__A block of data__
-- start --

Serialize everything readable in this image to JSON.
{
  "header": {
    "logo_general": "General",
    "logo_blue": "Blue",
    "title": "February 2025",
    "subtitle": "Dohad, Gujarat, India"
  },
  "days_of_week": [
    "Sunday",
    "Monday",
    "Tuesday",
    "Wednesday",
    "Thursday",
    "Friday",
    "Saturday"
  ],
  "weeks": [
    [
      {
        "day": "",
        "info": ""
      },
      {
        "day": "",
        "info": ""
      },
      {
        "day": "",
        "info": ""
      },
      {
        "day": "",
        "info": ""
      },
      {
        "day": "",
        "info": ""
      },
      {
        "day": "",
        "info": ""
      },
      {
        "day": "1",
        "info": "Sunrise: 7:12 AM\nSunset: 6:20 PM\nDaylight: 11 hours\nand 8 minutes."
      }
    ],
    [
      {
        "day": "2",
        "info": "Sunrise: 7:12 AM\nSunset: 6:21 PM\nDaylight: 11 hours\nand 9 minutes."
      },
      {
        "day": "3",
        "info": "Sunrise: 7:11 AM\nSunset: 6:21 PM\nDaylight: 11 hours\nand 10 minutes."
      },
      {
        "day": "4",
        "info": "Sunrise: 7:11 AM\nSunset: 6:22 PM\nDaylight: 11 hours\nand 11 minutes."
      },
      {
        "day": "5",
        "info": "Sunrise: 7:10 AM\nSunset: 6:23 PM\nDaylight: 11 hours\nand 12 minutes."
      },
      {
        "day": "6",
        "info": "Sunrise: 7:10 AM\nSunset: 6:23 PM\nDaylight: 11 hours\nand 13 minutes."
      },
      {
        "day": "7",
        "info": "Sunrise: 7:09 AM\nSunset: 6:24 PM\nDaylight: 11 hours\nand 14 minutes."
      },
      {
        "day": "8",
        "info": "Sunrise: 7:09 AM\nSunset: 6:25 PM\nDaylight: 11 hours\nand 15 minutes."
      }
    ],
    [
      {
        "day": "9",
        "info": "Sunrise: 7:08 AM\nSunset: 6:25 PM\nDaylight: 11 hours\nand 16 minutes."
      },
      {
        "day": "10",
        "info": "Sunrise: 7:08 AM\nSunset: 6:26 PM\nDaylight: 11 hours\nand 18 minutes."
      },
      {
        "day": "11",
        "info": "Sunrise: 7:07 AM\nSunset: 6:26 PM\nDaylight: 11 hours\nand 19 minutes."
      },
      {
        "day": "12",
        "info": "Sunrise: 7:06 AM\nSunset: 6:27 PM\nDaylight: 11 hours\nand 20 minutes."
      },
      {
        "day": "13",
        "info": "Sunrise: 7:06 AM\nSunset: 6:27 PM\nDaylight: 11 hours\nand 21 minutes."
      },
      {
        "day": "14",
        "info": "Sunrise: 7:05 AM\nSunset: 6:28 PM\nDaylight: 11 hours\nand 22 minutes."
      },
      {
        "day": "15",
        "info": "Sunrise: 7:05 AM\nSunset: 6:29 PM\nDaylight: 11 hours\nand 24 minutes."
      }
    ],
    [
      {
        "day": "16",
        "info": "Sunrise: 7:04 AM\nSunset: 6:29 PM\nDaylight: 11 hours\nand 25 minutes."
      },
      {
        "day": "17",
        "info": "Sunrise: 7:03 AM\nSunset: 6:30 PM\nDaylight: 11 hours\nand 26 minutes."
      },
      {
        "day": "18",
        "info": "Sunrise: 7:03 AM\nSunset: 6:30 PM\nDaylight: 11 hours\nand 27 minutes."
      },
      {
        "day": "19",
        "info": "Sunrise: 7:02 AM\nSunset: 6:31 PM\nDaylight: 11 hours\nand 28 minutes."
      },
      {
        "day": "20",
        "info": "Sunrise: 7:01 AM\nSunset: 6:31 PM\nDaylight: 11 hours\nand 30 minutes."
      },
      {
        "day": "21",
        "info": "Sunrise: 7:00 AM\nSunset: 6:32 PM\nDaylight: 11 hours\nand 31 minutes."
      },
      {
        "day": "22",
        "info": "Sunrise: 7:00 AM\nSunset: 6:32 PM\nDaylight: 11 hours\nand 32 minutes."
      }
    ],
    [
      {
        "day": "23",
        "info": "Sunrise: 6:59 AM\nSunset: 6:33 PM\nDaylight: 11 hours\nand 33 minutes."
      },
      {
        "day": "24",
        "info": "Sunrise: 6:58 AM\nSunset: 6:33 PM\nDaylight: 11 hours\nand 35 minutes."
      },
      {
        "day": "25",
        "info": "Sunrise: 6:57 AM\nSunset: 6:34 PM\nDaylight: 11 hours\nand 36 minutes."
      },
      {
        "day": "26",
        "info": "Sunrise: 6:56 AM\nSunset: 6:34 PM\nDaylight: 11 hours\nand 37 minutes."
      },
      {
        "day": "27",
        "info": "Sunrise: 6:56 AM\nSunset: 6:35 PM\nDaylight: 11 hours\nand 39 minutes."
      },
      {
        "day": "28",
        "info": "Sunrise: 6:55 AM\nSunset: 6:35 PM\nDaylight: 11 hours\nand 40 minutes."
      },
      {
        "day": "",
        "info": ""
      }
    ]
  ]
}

-- end --

Extract every entry above as it appears.

Serialize everything readable in this image to JSON.
{
  "header": {
    "logo_general": "General",
    "logo_blue": "Blue",
    "title": "February 2025",
    "subtitle": "Dohad, Gujarat, India"
  },
  "days_of_week": [
    "Sunday",
    "Monday",
    "Tuesday",
    "Wednesday",
    "Thursday",
    "Friday",
    "Saturday"
  ],
  "weeks": [
    [
      {
        "day": "",
        "info": ""
      },
      {
        "day": "",
        "info": ""
      },
      {
        "day": "",
        "info": ""
      },
      {
        "day": "",
        "info": ""
      },
      {
        "day": "",
        "info": ""
      },
      {
        "day": "",
        "info": ""
      },
      {
        "day": "1",
        "info": "Sunrise: 7:12 AM\nSunset: 6:20 PM\nDaylight: 11 hours\nand 8 minutes."
      }
    ],
    [
      {
        "day": "2",
        "info": "Sunrise: 7:12 AM\nSunset: 6:21 PM\nDaylight: 11 hours\nand 9 minutes."
      },
      {
        "day": "3",
        "info": "Sunrise: 7:11 AM\nSunset: 6:21 PM\nDaylight: 11 hours\nand 10 minutes."
      },
      {
        "day": "4",
        "info": "Sunrise: 7:11 AM\nSunset: 6:22 PM\nDaylight: 11 hours\nand 11 minutes."
      },
      {
        "day": "5",
        "info": "Sunrise: 7:10 AM\nSunset: 6:23 PM\nDaylight: 11 hours\nand 12 minutes."
      },
      {
        "day": "6",
        "info": "Sunrise: 7:10 AM\nSunset: 6:23 PM\nDaylight: 11 hours\nand 13 minutes."
      },
      {
        "day": "7",
        "info": "Sunrise: 7:09 AM\nSunset: 6:24 PM\nDaylight: 11 hours\nand 14 minutes."
      },
      {
        "day": "8",
        "info": "Sunrise: 7:09 AM\nSunset: 6:25 PM\nDaylight: 11 hours\nand 15 minutes."
      }
    ],
    [
      {
        "day": "9",
        "info": "Sunrise: 7:08 AM\nSunset: 6:25 PM\nDaylight: 11 hours\nand 16 minutes."
      },
      {
        "day": "10",
        "info": "Sunrise: 7:08 AM\nSunset: 6:26 PM\nDaylight: 11 hours\nand 18 minutes."
      },
      {
        "day": "11",
        "info": "Sunrise: 7:07 AM\nSunset: 6:26 PM\nDaylight: 11 hours\nand 19 minutes."
      },
      {
        "day": "12",
        "info": "Sunrise: 7:06 AM\nSunset: 6:27 PM\nDaylight: 11 hours\nand 20 minutes."
      },
      {
        "day": "13",
        "info": "Sunrise: 7:06 AM\nSunset: 6:27 PM\nDaylight: 11 hours\nand 21 minutes."
      },
      {
        "day": "14",
        "info": "Sunrise: 7:05 AM\nSunset: 6:28 PM\nDaylight: 11 hours\nand 22 minutes."
      },
      {
        "day": "15",
        "info": "Sunrise: 7:05 AM\nSunset: 6:29 PM\nDaylight: 11 hours\nand 24 minutes."
      }
    ],
    [
      {
        "day": "16",
        "info": "Sunrise: 7:04 AM\nSunset: 6:29 PM\nDaylight: 11 hours\nand 25 minutes."
      },
      {
        "day": "17",
        "info": "Sunrise: 7:03 AM\nSunset: 6:30 PM\nDaylight: 11 hours\nand 26 minutes."
      },
      {
        "day": "18",
        "info": "Sunrise: 7:03 AM\nSunset: 6:30 PM\nDaylight: 11 hours\nand 27 minutes."
      },
      {
        "day": "19",
        "info": "Sunrise: 7:02 AM\nSunset: 6:31 PM\nDaylight: 11 hours\nand 28 minutes."
      },
      {
        "day": "20",
        "info": "Sunrise: 7:01 AM\nSunset: 6:31 PM\nDaylight: 11 hours\nand 30 minutes."
      },
      {
        "day": "21",
        "info": "Sunrise: 7:00 AM\nSunset: 6:32 PM\nDaylight: 11 hours\nand 31 minutes."
      },
      {
        "day": "22",
        "info": "Sunrise: 7:00 AM\nSunset: 6:32 PM\nDaylight: 11 hours\nand 32 minutes."
      }
    ],
    [
      {
        "day": "23",
        "info": "Sunrise: 6:59 AM\nSunset: 6:33 PM\nDaylight: 11 hours\nand 33 minutes."
      },
      {
        "day": "24",
        "info": "Sunrise: 6:58 AM\nSunset: 6:33 PM\nDaylight: 11 hours\nand 35 minutes."
      },
      {
        "day": "25",
        "info": "Sunrise: 6:57 AM\nSunset: 6:34 PM\nDaylight: 11 hours\nand 36 minutes."
      },
      {
        "day": "26",
        "info": "Sunrise: 6:56 AM\nSunset: 6:34 PM\nDaylight: 11 hours\nand 37 minutes."
      },
      {
        "day": "27",
        "info": "Sunrise: 6:56 AM\nSunset: 6:35 PM\nDaylight: 11 hours\nand 39 minutes."
      },
      {
        "day": "28",
        "info": "Sunrise: 6:55 AM\nSunset: 6:35 PM\nDaylight: 11 hours\nand 40 minutes."
      },
      {
        "day": "",
        "info": ""
      }
    ]
  ]
}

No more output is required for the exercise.